◆ **Rows**:
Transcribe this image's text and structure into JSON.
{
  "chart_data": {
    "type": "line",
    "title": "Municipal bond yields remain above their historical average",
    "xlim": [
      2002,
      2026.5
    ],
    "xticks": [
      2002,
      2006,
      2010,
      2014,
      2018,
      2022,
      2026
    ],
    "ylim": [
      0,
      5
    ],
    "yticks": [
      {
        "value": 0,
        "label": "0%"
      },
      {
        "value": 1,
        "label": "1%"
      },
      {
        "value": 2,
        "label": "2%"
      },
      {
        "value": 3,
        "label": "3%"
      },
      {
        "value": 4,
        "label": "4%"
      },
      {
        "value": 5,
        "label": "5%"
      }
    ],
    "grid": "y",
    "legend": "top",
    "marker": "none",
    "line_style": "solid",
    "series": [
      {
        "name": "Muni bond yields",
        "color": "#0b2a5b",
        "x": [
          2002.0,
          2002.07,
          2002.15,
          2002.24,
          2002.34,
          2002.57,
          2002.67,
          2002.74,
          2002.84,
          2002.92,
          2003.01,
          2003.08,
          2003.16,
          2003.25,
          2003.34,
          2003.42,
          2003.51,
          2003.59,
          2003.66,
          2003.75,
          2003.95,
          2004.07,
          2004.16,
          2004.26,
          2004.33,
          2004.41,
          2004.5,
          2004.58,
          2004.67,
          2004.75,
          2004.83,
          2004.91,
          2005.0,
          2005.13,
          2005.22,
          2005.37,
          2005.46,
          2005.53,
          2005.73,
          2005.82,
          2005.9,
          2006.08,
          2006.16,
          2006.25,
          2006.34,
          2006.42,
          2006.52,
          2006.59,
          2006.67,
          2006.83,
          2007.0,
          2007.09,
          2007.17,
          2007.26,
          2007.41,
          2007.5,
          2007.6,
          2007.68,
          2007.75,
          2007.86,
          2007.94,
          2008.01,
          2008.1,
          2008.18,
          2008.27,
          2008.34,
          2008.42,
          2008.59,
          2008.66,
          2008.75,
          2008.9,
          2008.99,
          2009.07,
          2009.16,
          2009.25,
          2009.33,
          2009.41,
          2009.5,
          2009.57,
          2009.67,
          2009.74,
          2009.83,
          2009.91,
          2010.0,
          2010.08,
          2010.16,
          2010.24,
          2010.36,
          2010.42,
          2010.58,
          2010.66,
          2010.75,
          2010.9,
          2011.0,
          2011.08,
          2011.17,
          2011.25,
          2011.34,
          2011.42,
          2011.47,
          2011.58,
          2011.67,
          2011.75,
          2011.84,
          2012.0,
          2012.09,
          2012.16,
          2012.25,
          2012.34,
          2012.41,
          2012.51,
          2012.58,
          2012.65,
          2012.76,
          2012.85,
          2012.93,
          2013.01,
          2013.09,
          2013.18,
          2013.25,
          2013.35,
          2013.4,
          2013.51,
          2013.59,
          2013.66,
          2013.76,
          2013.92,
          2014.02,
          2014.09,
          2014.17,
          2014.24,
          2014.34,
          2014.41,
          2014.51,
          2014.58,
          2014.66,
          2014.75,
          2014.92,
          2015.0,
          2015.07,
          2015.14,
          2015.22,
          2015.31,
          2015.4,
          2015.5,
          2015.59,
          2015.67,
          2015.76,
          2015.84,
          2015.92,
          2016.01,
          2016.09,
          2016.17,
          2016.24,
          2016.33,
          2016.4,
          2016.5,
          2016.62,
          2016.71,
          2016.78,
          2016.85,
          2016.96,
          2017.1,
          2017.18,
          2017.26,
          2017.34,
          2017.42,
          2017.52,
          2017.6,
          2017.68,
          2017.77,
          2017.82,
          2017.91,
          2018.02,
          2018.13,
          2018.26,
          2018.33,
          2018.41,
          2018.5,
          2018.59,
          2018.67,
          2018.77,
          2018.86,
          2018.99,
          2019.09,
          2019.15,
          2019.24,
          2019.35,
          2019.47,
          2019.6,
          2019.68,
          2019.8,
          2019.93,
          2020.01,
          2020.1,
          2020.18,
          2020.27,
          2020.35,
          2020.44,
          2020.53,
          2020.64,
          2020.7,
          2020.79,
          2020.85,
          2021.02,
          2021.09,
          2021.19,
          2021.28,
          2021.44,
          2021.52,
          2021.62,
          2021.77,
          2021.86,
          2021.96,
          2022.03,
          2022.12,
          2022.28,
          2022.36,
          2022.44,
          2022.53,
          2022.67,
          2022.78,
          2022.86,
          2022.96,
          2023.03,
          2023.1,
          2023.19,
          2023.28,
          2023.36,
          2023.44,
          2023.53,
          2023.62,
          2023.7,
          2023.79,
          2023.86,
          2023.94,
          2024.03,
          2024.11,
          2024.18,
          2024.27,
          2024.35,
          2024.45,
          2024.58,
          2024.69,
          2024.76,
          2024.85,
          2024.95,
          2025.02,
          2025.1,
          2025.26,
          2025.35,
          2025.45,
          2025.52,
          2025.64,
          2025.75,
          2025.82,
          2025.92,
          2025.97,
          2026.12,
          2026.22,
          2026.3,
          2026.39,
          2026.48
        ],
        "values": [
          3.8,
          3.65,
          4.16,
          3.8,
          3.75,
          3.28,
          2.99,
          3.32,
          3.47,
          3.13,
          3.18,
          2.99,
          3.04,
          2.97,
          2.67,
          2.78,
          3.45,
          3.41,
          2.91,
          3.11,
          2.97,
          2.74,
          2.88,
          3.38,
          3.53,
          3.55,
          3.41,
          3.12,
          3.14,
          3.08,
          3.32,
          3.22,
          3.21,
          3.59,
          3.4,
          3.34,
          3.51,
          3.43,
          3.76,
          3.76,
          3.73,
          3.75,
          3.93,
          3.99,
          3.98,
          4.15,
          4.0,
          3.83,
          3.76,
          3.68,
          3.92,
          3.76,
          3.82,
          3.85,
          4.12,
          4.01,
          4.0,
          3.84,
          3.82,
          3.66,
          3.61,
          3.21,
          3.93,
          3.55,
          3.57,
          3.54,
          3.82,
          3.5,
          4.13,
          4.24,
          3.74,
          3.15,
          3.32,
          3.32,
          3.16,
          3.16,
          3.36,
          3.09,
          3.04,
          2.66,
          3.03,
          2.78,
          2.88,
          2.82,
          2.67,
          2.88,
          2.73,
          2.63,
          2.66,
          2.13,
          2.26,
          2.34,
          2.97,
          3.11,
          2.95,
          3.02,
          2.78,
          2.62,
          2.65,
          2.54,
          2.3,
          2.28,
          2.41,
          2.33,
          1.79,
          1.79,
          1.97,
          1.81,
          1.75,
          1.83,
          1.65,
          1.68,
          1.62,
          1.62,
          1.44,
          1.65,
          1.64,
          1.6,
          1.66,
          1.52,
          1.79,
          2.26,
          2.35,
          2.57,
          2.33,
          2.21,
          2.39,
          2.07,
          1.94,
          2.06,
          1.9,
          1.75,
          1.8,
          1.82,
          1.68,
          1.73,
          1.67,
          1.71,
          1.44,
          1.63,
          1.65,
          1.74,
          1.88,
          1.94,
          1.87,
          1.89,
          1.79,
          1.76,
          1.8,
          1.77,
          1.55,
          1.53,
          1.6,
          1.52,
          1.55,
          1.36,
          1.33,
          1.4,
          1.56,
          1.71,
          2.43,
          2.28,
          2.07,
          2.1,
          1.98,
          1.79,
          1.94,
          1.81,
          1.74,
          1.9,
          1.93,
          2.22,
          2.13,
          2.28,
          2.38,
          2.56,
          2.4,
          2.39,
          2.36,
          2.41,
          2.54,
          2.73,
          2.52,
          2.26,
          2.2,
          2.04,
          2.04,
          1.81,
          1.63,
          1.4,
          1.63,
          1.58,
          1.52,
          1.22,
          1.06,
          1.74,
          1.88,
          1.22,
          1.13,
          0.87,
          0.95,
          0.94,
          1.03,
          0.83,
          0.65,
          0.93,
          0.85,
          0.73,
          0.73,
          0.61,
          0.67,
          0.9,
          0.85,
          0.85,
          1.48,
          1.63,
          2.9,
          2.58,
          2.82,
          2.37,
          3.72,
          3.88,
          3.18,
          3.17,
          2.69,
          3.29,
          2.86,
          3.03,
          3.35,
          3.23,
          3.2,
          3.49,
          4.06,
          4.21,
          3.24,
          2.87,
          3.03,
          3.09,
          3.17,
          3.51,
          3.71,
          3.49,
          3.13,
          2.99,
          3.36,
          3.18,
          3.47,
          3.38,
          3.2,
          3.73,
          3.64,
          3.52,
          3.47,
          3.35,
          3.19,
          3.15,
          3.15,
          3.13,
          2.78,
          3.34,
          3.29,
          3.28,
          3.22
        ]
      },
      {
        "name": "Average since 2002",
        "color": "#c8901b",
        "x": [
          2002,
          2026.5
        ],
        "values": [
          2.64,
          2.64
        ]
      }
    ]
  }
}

◆ **Brief**: Each line that holds the word "label" should be extracted from the records.

◆ **Expected answer**:
        "label": "0%"
        "label": "1%"
        "label": "2%"
        "label": "3%"
        "label": "4%"
        "label": "5%"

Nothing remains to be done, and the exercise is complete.